WHAT YOU SHOULD DO. Give the number of lines that contain the string "tình", please, and nothing else.

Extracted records

* * * * *

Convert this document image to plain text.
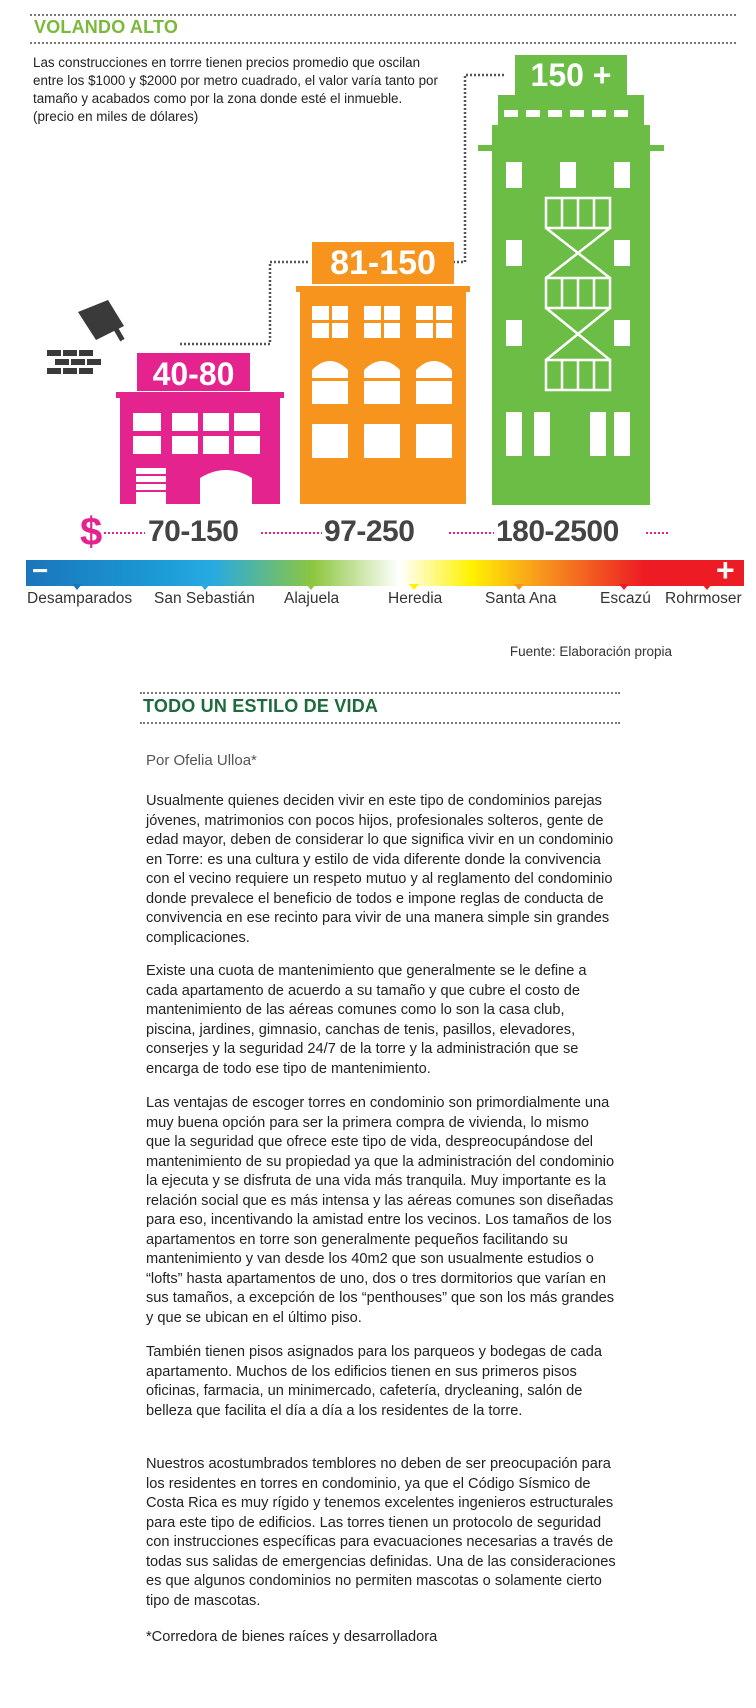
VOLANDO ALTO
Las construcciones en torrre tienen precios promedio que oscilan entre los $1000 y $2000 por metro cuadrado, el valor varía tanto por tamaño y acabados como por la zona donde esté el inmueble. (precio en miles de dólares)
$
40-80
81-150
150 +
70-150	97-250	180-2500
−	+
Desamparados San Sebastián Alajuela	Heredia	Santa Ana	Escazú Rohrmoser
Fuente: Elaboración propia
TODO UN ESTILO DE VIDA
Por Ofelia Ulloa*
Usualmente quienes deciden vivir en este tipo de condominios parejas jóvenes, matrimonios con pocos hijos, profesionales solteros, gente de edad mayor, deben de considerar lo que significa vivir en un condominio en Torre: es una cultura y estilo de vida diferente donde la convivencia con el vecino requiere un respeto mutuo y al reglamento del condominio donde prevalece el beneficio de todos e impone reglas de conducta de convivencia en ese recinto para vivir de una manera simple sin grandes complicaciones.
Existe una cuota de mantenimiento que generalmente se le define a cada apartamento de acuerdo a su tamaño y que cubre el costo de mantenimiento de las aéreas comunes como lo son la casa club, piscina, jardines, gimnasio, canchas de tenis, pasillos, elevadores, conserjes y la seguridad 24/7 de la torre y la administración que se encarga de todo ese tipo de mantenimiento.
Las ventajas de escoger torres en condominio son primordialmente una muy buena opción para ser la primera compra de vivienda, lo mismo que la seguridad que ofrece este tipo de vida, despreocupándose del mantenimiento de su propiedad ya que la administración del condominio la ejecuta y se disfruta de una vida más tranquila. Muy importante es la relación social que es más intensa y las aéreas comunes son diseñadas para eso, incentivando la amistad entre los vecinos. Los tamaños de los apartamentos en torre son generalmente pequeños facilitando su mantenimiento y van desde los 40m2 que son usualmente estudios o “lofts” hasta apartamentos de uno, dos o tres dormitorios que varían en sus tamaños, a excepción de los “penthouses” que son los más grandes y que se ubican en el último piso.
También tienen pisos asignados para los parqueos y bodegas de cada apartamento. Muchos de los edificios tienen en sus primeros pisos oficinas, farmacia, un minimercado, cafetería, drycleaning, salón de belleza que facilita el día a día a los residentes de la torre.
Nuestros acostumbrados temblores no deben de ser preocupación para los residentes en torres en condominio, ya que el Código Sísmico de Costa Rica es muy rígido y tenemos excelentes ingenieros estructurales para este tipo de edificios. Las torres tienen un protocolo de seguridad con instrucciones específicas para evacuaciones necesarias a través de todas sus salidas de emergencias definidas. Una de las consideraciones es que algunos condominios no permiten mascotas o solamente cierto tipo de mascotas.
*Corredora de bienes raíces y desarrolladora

* * * * *

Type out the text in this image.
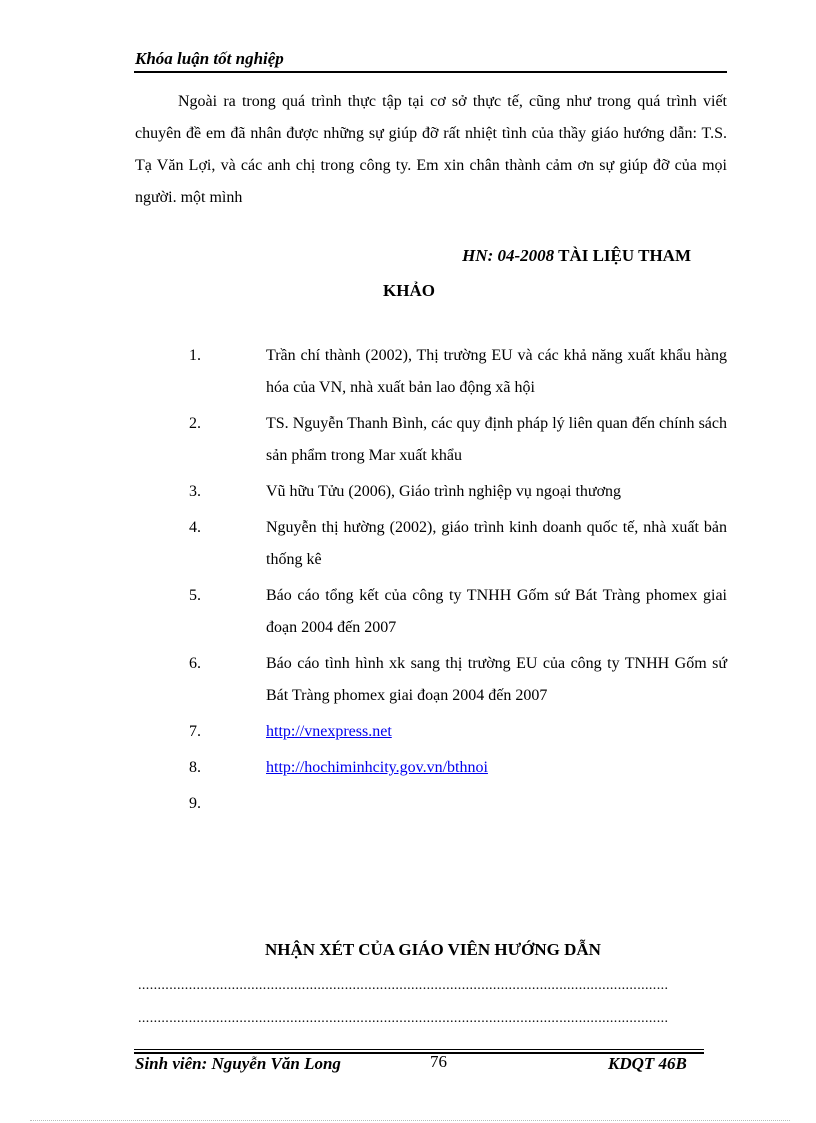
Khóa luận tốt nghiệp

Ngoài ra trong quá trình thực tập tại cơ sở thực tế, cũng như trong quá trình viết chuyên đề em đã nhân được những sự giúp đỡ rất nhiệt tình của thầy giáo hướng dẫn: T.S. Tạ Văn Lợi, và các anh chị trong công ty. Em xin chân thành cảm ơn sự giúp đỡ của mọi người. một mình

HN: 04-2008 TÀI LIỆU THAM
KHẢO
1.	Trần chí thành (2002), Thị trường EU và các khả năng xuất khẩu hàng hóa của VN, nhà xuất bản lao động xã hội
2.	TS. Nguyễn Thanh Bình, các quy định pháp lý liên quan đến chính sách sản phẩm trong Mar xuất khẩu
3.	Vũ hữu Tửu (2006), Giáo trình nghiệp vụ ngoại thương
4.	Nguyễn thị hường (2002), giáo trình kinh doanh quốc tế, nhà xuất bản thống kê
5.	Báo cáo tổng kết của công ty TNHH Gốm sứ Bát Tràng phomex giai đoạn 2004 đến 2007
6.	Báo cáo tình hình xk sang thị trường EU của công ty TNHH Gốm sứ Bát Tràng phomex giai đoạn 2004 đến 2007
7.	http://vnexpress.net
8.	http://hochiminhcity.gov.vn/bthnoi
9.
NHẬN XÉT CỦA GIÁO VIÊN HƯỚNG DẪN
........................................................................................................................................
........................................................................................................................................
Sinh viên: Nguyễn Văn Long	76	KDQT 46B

* * * * *

RESULT. 2